■ TEXTAUSZUG:
☆ ☆ ☆ ☆

Die Gegner von Gianni Infantino wollen den Druck auf den Präsidenten des Fußballweltverbandes hochhalten. In einem offenen Brief bekräftigen die Dachverbände von Europa, Asien, Nord- und Mittelamerika sowie der Karibik ihre Kritik an Infantino. Sie fordern weiter einen Neuanfang an der Spitze der FIFA.
"Führung im Fußball ist kein Besitz. Es geht nicht darum, Macht zu haben - oder ihre Ausübung einzufordern", heißt es in dem Schreiben, das unter anderem von Aleksander Ceferin, Vorsitzender des europäischen Fußballverbandes UEFA, unterzeichnet wurde.
Infantino wollte Rechte an den Turnieren des Weltverbandes an private Investoren verkaufen. Nach riesiger Empörung musste er sein Vorhaben wieder begraben. In dem Brief wurde der Alleingang Infantinos bei seinen Plänen scharf kritisiert.
Es sei nicht anerkannt worden, dass der Vorschlag an sich grundlegend falsch war, äußerten die Verbände in ihrem offenen Brief. "Nach wie vor fehlt jede Einsicht, dass der Versuch, eine Beteiligung an der WM zu verkaufen, ein gravierendes Fehlurteil war - nicht nur ein Verfahrensfehler, sondern ein grundlegender Vertrauensbruch", heißt es weiter.

☆ ☆ ☆ ☆

Datenelemente:
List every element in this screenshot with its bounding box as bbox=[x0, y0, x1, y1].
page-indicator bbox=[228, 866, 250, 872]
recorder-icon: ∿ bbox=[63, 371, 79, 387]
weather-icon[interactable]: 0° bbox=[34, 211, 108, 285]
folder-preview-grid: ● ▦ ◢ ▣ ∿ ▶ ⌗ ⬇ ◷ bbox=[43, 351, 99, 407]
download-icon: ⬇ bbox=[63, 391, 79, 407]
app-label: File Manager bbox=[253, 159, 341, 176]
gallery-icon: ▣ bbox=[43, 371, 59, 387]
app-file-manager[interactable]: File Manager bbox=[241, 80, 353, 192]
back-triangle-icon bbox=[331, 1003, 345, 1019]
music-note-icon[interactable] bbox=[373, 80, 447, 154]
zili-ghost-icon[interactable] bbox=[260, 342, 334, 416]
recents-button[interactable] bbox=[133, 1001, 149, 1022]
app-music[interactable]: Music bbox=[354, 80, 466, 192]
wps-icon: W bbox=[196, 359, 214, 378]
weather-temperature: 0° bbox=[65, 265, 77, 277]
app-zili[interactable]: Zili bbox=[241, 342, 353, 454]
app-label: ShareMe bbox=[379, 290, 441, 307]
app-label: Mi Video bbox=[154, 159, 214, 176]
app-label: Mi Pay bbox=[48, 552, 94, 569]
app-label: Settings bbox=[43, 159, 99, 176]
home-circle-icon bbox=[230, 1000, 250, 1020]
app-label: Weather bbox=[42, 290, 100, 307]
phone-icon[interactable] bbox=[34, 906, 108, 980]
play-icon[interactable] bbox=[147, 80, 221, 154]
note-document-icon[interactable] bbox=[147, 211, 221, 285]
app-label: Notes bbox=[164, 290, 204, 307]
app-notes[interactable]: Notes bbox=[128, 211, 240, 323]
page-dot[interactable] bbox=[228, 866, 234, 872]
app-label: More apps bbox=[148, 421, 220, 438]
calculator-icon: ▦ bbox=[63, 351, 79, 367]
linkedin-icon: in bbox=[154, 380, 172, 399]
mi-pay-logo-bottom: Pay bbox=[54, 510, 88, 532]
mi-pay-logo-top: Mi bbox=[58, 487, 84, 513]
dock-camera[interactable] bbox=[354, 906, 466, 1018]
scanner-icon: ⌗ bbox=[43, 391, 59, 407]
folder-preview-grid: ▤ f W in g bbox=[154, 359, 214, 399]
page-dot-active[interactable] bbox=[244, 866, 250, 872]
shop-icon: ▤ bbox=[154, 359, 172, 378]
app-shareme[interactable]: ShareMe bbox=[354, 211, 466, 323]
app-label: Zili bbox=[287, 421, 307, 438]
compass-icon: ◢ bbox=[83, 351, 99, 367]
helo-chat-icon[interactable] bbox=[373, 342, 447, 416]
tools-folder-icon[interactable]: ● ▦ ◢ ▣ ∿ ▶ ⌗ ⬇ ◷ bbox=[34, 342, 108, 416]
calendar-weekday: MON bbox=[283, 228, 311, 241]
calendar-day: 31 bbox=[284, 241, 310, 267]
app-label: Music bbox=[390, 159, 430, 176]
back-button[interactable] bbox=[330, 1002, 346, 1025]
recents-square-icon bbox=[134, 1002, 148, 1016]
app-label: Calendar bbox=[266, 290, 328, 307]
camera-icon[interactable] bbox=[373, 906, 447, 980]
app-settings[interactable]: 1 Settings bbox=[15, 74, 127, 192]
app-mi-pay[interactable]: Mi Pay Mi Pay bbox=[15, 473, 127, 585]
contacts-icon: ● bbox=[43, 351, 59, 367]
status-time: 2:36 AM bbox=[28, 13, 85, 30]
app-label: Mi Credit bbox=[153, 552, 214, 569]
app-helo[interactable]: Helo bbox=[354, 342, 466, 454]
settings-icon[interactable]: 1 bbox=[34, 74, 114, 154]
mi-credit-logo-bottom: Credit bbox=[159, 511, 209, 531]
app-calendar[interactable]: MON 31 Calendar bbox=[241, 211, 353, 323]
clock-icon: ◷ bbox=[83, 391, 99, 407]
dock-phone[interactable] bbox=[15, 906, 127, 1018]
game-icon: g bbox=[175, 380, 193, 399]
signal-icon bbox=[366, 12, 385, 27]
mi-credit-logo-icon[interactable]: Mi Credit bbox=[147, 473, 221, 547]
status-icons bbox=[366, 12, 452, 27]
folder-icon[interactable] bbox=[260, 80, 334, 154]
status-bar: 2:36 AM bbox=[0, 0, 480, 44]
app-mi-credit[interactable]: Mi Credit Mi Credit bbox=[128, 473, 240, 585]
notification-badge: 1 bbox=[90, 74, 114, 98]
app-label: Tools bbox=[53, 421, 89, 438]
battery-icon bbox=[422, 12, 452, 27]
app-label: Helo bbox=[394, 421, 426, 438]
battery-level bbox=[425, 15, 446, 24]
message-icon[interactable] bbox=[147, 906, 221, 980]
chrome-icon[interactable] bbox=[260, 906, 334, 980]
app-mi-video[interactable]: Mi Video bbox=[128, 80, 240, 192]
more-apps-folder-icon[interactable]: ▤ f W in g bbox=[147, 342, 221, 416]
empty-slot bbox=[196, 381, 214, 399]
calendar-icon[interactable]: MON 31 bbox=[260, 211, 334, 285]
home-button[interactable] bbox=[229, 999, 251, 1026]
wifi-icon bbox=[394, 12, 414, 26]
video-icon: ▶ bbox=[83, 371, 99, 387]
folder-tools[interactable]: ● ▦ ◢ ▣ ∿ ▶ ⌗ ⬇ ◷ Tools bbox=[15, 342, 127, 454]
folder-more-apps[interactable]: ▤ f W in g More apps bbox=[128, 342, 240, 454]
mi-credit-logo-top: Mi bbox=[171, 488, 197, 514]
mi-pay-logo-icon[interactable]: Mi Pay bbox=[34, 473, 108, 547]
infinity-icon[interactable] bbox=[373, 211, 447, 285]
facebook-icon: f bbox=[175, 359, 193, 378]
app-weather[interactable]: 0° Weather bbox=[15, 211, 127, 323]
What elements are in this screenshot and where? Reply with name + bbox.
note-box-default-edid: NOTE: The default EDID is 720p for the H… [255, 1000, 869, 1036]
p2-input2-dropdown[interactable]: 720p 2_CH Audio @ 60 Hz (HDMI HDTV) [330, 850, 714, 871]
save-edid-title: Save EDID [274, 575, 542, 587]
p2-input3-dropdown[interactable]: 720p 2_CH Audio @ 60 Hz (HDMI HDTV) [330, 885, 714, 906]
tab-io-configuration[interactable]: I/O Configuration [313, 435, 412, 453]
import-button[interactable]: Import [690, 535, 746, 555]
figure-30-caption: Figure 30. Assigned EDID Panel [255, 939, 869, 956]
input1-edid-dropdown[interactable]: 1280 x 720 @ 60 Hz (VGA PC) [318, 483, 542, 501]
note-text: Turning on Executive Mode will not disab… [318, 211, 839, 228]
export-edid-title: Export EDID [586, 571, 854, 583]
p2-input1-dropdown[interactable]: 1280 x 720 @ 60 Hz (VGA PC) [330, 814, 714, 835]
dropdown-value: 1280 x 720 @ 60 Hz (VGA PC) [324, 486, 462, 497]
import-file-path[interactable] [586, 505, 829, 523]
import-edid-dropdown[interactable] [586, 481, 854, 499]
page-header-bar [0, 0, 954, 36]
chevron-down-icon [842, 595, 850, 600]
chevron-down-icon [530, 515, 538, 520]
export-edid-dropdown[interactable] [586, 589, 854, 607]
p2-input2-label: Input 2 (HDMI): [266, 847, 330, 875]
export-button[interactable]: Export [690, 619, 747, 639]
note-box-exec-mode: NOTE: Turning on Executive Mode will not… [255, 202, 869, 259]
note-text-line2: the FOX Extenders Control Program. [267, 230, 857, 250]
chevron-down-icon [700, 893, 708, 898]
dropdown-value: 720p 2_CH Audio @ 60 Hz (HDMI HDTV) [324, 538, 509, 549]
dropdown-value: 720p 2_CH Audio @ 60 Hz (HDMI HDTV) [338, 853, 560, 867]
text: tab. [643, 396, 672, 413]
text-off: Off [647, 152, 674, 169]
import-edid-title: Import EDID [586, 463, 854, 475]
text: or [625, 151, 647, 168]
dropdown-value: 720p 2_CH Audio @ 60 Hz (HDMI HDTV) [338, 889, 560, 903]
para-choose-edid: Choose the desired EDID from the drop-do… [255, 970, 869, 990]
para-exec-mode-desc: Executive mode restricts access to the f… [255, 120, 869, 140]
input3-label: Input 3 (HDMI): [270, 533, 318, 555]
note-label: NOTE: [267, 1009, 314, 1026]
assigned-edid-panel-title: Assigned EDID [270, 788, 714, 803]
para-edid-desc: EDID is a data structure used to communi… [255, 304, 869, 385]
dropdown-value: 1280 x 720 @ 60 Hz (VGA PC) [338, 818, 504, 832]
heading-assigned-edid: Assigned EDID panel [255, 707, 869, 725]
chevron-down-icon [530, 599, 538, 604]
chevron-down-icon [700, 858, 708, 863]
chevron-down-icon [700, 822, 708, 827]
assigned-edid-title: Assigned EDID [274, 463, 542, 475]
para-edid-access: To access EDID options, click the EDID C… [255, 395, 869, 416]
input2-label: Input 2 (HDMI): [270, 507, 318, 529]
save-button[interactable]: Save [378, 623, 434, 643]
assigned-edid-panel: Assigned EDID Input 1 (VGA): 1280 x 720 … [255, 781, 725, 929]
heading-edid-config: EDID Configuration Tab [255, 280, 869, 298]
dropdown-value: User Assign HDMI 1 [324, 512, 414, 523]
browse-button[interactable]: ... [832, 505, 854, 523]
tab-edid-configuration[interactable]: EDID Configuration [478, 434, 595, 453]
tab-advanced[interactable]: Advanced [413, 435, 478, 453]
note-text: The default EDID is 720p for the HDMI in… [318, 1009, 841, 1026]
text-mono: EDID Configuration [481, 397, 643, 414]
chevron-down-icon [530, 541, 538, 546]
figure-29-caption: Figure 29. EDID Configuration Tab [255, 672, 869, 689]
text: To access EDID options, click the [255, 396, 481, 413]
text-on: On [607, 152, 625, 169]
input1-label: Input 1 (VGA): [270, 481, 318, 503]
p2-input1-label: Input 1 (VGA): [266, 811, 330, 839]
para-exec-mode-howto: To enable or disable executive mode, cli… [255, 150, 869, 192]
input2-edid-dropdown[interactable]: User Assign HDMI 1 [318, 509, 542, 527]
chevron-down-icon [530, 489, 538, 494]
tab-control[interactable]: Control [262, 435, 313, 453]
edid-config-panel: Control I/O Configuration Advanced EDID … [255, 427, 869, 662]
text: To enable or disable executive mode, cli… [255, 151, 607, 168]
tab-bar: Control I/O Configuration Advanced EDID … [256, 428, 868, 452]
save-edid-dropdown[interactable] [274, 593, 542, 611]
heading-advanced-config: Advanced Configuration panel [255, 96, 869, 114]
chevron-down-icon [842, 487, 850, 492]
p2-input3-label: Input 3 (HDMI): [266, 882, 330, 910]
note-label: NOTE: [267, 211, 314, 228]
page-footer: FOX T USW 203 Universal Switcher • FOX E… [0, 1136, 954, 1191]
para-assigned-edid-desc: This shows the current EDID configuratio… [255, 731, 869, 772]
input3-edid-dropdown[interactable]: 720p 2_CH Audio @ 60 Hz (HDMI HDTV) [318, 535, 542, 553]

☆ ☆ ☆ ☆

■ ARBEITSAUFTRAG 1:
Prüfen Sie, ob die folgenden Aussagen mit dem Textauszug über die Kritik an Infantino übereinstimmen: (a) Aleksander Ceferin gehört zu den Unterzeichnern des offenen Briefes. (b) Infantino hielt an seinem Plan fest, Turnierrechte an private Investoren zu verkaufen. (c) Die Verbände sehen im Verkaufsversuch lediglich einen Verfahrensfehler. Antworten Sie jeweils mit Ja oder Nein und zitieren Sie die entscheidenden Worte des Textes.
■ ARBEITSAUFTRAG 2:
Beantworten Sie anhand des Textauszugs kurz die folgenden Fragen:
(a) Welche Dachverbände bekräftigen in dem offenen Brief ihre Kritik an Infantino?
(b) An wen wollte Infantino Rechte an den Turnieren des Weltverbandes verkaufen?
(c) Was ist Führung im Fußball laut dem Schreiben nicht?

■ LÖSUNG 1:
(a) Ja: „das unter anderem von Aleksander Ceferin, Vorsitzender des europäischen Fußballverbandes UEFA, unterzeichnet wurde“
(b) Nein: „Nach riesiger Empörung musste er sein Vorhaben wieder begraben.“
(c) Nein: „nicht nur ein Verfahrensfehler, sondern ein grundlegender Vertrauensbruch“

■ LÖSUNG 2:
(a) Die Dachverbände von Europa, Asien, Nord- und Mittelamerika sowie der Karibik.
(b) An private Investoren.
(c) Kein Besitz.